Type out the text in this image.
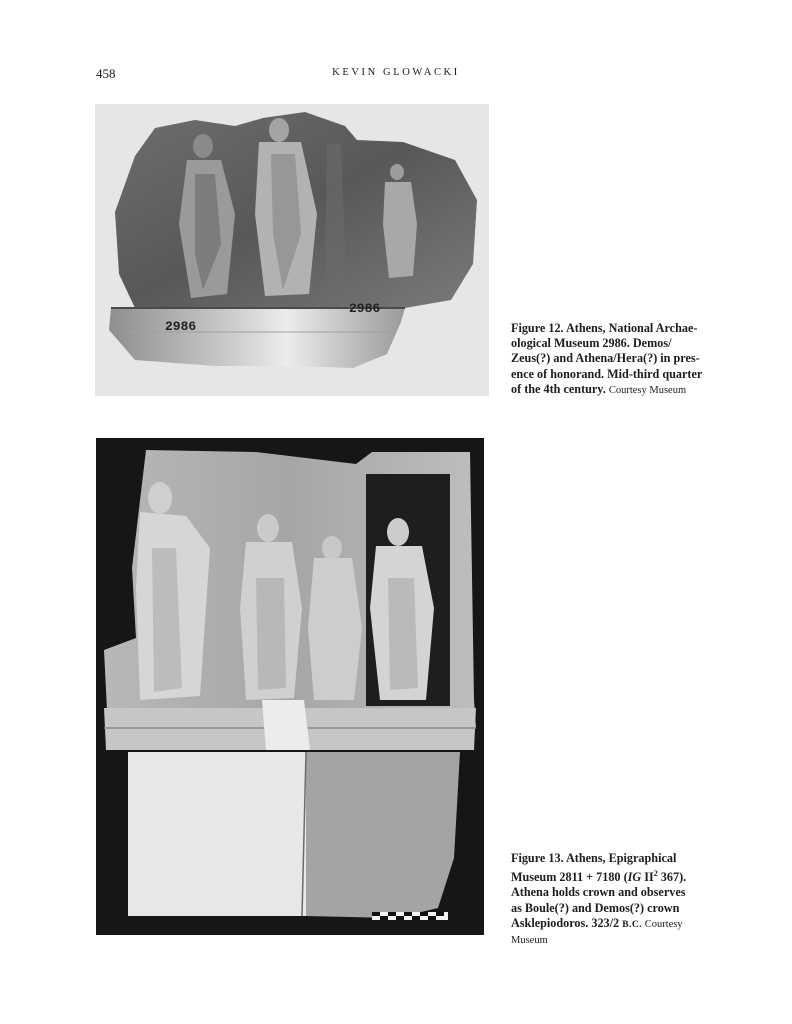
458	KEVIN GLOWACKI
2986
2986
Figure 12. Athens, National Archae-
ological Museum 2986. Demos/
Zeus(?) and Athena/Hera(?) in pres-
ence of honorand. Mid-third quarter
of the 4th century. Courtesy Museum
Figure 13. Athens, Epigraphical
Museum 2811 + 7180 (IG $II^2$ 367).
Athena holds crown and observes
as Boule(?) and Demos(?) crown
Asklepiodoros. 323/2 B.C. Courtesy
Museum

+---+

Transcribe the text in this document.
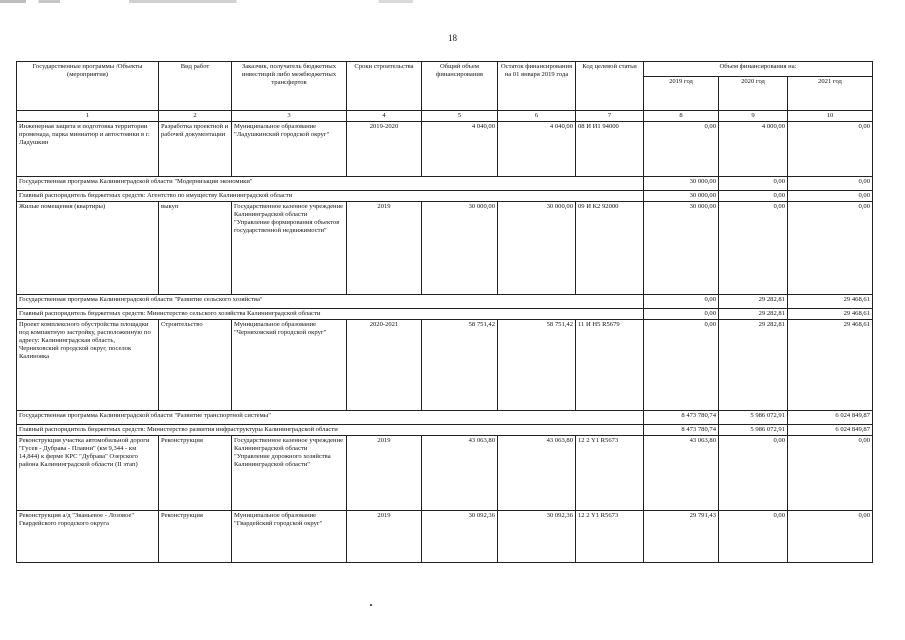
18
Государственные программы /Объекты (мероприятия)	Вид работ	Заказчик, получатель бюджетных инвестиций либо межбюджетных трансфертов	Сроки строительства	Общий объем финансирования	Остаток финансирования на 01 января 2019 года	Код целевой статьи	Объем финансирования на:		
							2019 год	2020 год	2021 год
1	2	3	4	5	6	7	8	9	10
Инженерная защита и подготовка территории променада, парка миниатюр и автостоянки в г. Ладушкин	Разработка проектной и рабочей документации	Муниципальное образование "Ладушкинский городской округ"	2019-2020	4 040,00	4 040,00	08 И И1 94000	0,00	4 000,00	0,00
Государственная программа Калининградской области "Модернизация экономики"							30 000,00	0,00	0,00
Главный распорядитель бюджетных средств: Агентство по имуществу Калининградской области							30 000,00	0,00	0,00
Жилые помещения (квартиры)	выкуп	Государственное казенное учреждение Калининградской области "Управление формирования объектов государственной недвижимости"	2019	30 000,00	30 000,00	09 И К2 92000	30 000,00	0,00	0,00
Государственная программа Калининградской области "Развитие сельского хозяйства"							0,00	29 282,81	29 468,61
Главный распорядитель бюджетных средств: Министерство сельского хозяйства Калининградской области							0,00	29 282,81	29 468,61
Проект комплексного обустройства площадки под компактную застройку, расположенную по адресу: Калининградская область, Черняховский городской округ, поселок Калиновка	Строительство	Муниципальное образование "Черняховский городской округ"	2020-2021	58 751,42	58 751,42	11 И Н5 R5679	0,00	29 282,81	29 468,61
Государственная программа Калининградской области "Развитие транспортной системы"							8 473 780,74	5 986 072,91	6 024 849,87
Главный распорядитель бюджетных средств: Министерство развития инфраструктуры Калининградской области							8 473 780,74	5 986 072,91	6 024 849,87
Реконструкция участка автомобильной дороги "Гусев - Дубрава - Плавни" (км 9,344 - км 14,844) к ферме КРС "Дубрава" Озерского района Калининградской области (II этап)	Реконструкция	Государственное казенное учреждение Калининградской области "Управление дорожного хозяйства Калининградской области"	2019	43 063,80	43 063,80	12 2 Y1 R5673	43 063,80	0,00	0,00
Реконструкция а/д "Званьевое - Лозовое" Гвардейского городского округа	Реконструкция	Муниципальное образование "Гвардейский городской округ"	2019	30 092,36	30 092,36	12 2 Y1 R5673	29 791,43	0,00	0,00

+---+

◆ **Exercise task**
Reproduce each line of the material containing the word "Государственное".

◆ **Final result**
Жилые помещения (квартиры)	выкуп	Государственное казенное учреждение Калининградской области "Управление формирования объектов государственной недвижимости"	2019	30 000,00	30 000,00	09 И К2 92000	30 000,00	0,00	0,00
Реконструкция участка автомобильной дороги "Гусев - Дубрава - Плавни" (км 9,344 - км 14,844) к ферме КРС "Дубрава" Озерского района Калининградской области (II этап)	Реконструкция	Государственное казенное учреждение Калининградской области "Управление дорожного хозяйства Калининградской области"	2019	43 063,80	43 063,80	12 2 Y1 R5673	43 063,80	0,00	0,00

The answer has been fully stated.